- What to work on -
Review the lines that follow and copy each one that contains the word "text".

- Input for this task -
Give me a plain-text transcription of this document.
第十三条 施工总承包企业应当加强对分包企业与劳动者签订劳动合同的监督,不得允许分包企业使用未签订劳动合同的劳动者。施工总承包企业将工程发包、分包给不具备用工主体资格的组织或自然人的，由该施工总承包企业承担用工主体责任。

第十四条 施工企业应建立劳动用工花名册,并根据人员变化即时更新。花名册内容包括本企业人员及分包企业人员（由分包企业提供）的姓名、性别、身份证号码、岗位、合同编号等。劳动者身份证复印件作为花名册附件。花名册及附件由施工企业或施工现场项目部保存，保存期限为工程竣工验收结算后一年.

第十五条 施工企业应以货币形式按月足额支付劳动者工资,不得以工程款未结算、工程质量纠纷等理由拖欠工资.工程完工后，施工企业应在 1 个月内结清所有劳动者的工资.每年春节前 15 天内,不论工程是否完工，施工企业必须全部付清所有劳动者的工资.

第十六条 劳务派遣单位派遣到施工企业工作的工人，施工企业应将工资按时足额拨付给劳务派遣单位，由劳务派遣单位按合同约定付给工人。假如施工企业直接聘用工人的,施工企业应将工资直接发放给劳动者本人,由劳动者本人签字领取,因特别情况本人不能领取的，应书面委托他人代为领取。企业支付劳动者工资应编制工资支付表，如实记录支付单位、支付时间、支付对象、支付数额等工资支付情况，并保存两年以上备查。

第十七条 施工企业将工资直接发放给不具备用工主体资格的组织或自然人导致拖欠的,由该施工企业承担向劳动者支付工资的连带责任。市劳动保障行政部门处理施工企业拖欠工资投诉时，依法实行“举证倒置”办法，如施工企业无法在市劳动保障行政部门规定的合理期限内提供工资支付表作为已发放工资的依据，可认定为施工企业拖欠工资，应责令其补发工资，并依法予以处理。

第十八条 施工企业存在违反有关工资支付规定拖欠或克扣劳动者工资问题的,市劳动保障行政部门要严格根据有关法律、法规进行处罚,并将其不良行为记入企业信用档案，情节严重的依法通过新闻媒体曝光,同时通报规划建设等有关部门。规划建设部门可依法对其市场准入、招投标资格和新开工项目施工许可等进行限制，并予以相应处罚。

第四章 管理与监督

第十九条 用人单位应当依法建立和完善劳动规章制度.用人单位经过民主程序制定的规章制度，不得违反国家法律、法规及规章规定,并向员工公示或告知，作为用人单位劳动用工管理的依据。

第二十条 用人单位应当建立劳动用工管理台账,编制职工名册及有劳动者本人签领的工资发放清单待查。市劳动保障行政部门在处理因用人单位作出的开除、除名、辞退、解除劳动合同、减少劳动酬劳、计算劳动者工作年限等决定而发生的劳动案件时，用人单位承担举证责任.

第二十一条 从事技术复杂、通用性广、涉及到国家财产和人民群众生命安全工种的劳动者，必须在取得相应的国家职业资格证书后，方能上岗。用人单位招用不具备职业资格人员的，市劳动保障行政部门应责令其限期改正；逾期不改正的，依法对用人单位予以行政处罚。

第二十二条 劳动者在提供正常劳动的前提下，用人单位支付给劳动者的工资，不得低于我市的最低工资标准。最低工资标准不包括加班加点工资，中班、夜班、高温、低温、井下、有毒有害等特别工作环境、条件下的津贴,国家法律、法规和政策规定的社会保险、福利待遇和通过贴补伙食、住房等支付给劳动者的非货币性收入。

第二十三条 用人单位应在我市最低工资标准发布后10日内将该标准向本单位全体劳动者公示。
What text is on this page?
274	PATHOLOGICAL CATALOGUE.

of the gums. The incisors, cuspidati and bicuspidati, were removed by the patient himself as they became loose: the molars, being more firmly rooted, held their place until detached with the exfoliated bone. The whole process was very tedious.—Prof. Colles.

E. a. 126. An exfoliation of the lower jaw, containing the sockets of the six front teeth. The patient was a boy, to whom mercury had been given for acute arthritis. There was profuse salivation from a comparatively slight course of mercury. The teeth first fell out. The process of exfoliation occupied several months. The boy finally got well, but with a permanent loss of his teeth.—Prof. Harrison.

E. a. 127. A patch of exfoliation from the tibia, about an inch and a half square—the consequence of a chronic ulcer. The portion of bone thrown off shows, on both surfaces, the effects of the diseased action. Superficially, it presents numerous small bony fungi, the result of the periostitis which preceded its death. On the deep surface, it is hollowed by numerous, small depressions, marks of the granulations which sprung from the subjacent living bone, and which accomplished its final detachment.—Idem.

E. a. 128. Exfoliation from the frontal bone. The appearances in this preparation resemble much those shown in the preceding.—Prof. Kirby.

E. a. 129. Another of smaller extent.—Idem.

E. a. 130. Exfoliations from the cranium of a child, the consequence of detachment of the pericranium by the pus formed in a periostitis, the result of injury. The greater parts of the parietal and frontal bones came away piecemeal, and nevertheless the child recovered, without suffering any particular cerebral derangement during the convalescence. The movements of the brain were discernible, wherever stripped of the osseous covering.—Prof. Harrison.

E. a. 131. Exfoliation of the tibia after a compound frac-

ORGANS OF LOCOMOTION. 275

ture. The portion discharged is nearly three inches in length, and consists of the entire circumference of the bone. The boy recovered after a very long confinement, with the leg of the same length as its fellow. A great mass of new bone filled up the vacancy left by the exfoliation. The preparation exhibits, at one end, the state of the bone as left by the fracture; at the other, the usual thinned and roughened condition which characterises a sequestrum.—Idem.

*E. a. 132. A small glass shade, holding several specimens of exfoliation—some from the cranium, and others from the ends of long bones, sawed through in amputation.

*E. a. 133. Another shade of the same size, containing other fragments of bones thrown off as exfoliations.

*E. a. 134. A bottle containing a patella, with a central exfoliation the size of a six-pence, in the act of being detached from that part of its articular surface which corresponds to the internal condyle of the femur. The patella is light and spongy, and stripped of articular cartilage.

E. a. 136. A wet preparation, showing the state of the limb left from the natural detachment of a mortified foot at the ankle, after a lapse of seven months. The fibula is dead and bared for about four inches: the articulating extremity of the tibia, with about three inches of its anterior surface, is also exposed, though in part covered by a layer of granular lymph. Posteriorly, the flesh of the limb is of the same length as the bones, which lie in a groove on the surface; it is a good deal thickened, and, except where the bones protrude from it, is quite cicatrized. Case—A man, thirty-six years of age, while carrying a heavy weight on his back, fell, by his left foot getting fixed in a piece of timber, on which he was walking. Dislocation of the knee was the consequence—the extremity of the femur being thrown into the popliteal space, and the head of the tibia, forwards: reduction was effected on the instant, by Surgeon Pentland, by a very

- Response -
Give me a plain-text transcription of this document.
What text is on this page?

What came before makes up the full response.